**EXERCISE OBJECTIVE**
Please transcribe the data below exactly. Leave the pictures out.

**DATA EXCERPTS**

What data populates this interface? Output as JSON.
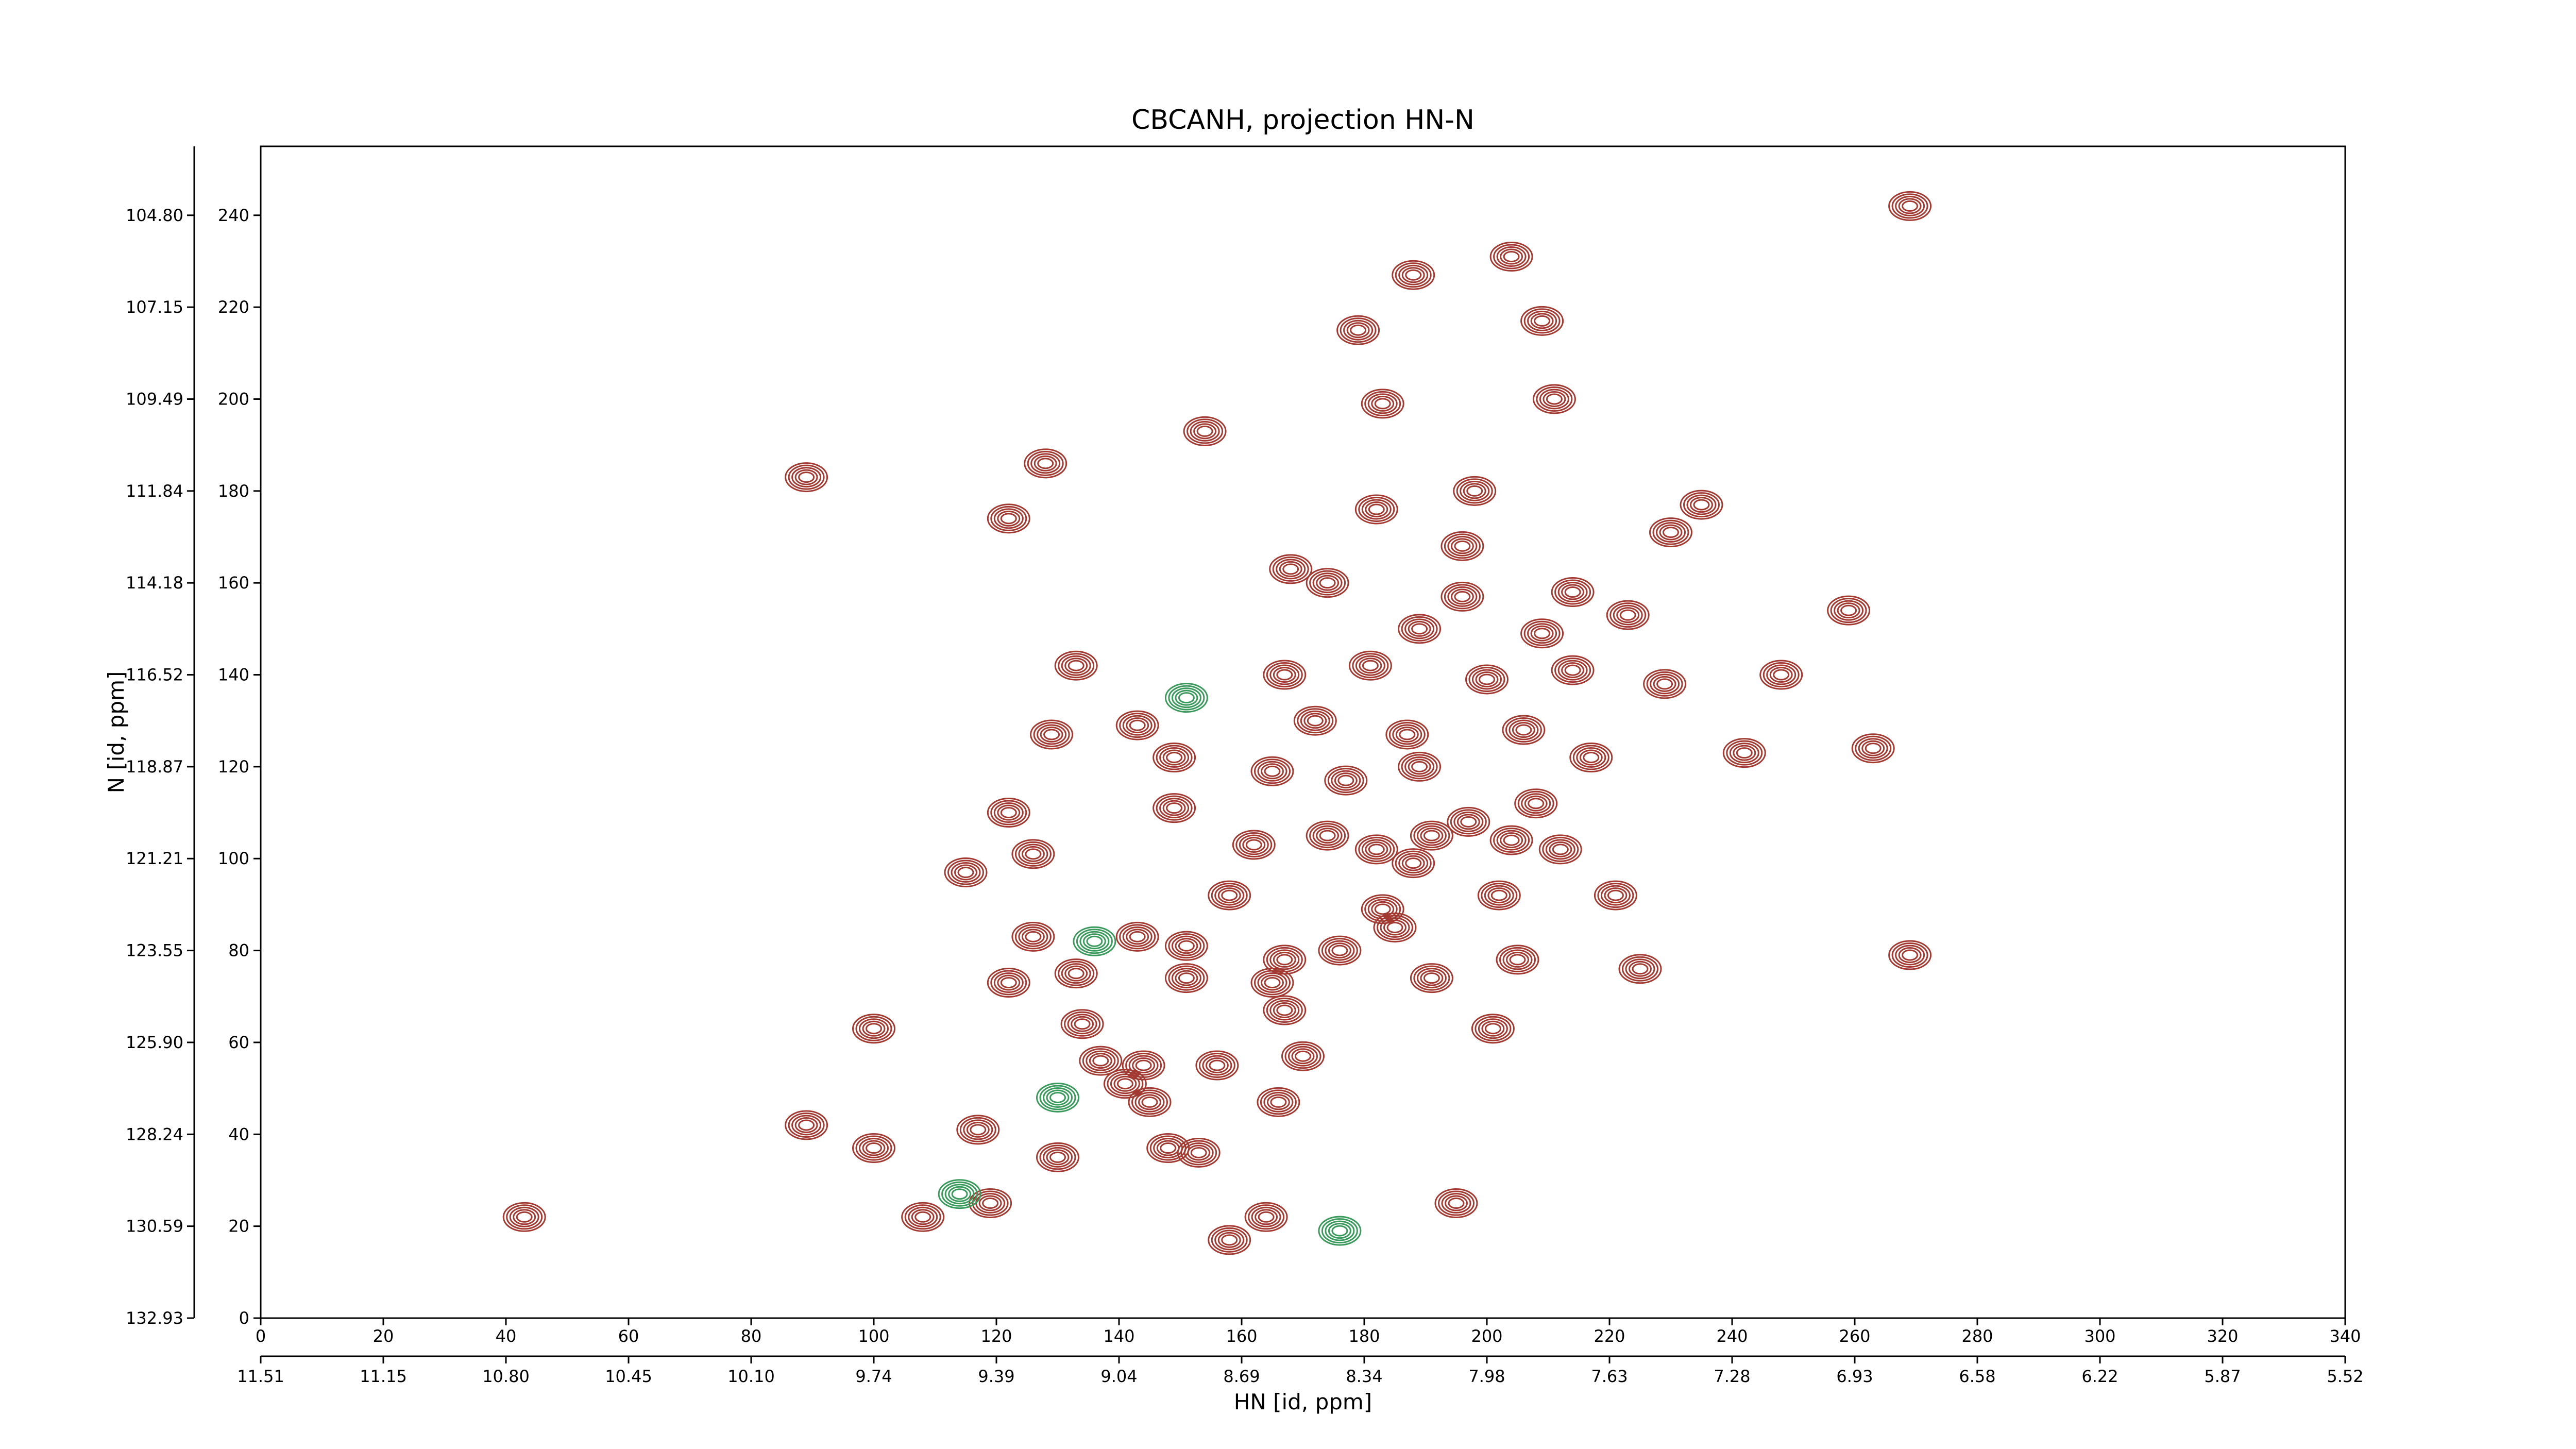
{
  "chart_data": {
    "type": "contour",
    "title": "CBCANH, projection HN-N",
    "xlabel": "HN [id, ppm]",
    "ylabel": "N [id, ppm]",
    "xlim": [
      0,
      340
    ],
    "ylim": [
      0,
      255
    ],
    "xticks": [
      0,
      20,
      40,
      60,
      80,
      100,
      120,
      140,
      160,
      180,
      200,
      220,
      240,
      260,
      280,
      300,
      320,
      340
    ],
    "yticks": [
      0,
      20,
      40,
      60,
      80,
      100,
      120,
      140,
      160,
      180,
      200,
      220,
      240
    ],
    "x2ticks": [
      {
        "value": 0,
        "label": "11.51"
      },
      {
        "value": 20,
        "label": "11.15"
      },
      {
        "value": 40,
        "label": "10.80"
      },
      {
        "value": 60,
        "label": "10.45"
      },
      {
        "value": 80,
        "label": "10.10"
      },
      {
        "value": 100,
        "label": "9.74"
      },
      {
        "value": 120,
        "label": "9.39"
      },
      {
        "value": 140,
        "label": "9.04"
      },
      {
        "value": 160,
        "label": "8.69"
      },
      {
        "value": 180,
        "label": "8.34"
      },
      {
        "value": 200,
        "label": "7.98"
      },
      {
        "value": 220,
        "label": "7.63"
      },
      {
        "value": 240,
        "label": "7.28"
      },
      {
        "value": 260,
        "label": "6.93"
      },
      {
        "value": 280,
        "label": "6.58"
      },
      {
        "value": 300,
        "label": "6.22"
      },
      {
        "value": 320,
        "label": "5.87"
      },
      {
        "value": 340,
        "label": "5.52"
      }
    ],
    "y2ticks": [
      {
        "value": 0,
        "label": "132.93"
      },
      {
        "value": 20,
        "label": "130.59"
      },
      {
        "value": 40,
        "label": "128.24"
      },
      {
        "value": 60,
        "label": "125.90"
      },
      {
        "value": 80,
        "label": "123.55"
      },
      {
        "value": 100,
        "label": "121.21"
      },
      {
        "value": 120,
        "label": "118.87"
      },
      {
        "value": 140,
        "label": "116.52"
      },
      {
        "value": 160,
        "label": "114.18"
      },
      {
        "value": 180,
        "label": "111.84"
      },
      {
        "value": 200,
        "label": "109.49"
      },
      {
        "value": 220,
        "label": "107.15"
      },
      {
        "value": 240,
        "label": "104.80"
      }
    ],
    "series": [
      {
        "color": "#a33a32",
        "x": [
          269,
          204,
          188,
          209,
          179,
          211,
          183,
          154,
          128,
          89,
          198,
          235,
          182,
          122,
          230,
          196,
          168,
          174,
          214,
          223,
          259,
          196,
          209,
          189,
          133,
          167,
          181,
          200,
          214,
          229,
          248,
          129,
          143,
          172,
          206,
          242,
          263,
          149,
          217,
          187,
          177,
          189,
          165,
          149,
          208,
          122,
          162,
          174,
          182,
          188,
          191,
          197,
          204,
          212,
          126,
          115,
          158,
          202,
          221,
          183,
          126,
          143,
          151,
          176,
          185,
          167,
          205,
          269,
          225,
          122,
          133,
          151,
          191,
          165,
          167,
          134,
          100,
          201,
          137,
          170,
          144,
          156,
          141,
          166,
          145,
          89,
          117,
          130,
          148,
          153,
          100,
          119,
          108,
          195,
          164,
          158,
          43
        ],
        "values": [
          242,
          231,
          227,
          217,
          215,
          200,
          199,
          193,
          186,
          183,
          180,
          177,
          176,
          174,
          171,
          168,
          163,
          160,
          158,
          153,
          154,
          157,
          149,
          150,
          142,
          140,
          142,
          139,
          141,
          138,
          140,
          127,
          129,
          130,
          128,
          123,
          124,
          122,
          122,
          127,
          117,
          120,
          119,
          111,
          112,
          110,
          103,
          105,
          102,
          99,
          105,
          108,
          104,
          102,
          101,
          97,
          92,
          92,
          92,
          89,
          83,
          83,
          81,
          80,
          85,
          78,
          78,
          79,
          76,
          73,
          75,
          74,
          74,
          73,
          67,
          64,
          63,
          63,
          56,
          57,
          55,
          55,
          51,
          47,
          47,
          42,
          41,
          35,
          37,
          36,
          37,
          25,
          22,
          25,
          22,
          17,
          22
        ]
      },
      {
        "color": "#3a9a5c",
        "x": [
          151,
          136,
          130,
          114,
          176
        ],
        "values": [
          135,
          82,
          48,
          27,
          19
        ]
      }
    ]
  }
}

**WRITTEN SOLUTION**
What data populates this interface? Output as JSON.
{
  "chart_data": {
    "type": "contour",
    "title": "CBCANH, projection HN-N",
    "xlabel": "HN [id, ppm]",
    "ylabel": "N [id, ppm]",
    "xlim": [
      0,
      340
    ],
    "ylim": [
      0,
      255
    ],
    "xticks": [
      0,
      20,
      40,
      60,
      80,
      100,
      120,
      140,
      160,
      180,
      200,
      220,
      240,
      260,
      280,
      300,
      320,
      340
    ],
    "yticks": [
      0,
      20,
      40,
      60,
      80,
      100,
      120,
      140,
      160,
      180,
      200,
      220,
      240
    ],
    "x2ticks": [
      {
        "value": 0,
        "label": "11.51"
      },
      {
        "value": 20,
        "label": "11.15"
      },
      {
        "value": 40,
        "label": "10.80"
      },
      {
        "value": 60,
        "label": "10.45"
      },
      {
        "value": 80,
        "label": "10.10"
      },
      {
        "value": 100,
        "label": "9.74"
      },
      {
        "value": 120,
        "label": "9.39"
      },
      {
        "value": 140,
        "label": "9.04"
      },
      {
        "value": 160,
        "label": "8.69"
      },
      {
        "value": 180,
        "label": "8.34"
      },
      {
        "value": 200,
        "label": "7.98"
      },
      {
        "value": 220,
        "label": "7.63"
      },
      {
        "value": 240,
        "label": "7.28"
      },
      {
        "value": 260,
        "label": "6.93"
      },
      {
        "value": 280,
        "label": "6.58"
      },
      {
        "value": 300,
        "label": "6.22"
      },
      {
        "value": 320,
        "label": "5.87"
      },
      {
        "value": 340,
        "label": "5.52"
      }
    ],
    "y2ticks": [
      {
        "value": 0,
        "label": "132.93"
      },
      {
        "value": 20,
        "label": "130.59"
      },
      {
        "value": 40,
        "label": "128.24"
      },
      {
        "value": 60,
        "label": "125.90"
      },
      {
        "value": 80,
        "label": "123.55"
      },
      {
        "value": 100,
        "label": "121.21"
      },
      {
        "value": 120,
        "label": "118.87"
      },
      {
        "value": 140,
        "label": "116.52"
      },
      {
        "value": 160,
        "label": "114.18"
      },
      {
        "value": 180,
        "label": "111.84"
      },
      {
        "value": 200,
        "label": "109.49"
      },
      {
        "value": 220,
        "label": "107.15"
      },
      {
        "value": 240,
        "label": "104.80"
      }
    ],
    "series": [
      {
        "color": "#a33a32",
        "x": [
          269,
          204,
          188,
          209,
          179,
          211,
          183,
          154,
          128,
          89,
          198,
          235,
          182,
          122,
          230,
          196,
          168,
          174,
          214,
          223,
          259,
          196,
          209,
          189,
          133,
          167,
          181,
          200,
          214,
          229,
          248,
          129,
          143,
          172,
          206,
          242,
          263,
          149,
          217,
          187,
          177,
          189,
          165,
          149,
          208,
          122,
          162,
          174,
          182,
          188,
          191,
          197,
          204,
          212,
          126,
          115,
          158,
          202,
          221,
          183,
          126,
          143,
          151,
          176,
          185,
          167,
          205,
          269,
          225,
          122,
          133,
          151,
          191,
          165,
          167,
          134,
          100,
          201,
          137,
          170,
          144,
          156,
          141,
          166,
          145,
          89,
          117,
          130,
          148,
          153,
          100,
          119,
          108,
          195,
          164,
          158,
          43
        ],
        "values": [
          242,
          231,
          227,
          217,
          215,
          200,
          199,
          193,
          186,
          183,
          180,
          177,
          176,
          174,
          171,
          168,
          163,
          160,
          158,
          153,
          154,
          157,
          149,
          150,
          142,
          140,
          142,
          139,
          141,
          138,
          140,
          127,
          129,
          130,
          128,
          123,
          124,
          122,
          122,
          127,
          117,
          120,
          119,
          111,
          112,
          110,
          103,
          105,
          102,
          99,
          105,
          108,
          104,
          102,
          101,
          97,
          92,
          92,
          92,
          89,
          83,
          83,
          81,
          80,
          85,
          78,
          78,
          79,
          76,
          73,
          75,
          74,
          74,
          73,
          67,
          64,
          63,
          63,
          56,
          57,
          55,
          55,
          51,
          47,
          47,
          42,
          41,
          35,
          37,
          36,
          37,
          25,
          22,
          25,
          22,
          17,
          22
        ]
      },
      {
        "color": "#3a9a5c",
        "x": [
          151,
          136,
          130,
          114,
          176
        ],
        "values": [
          135,
          82,
          48,
          27,
          19
        ]
      }
    ]
  }
}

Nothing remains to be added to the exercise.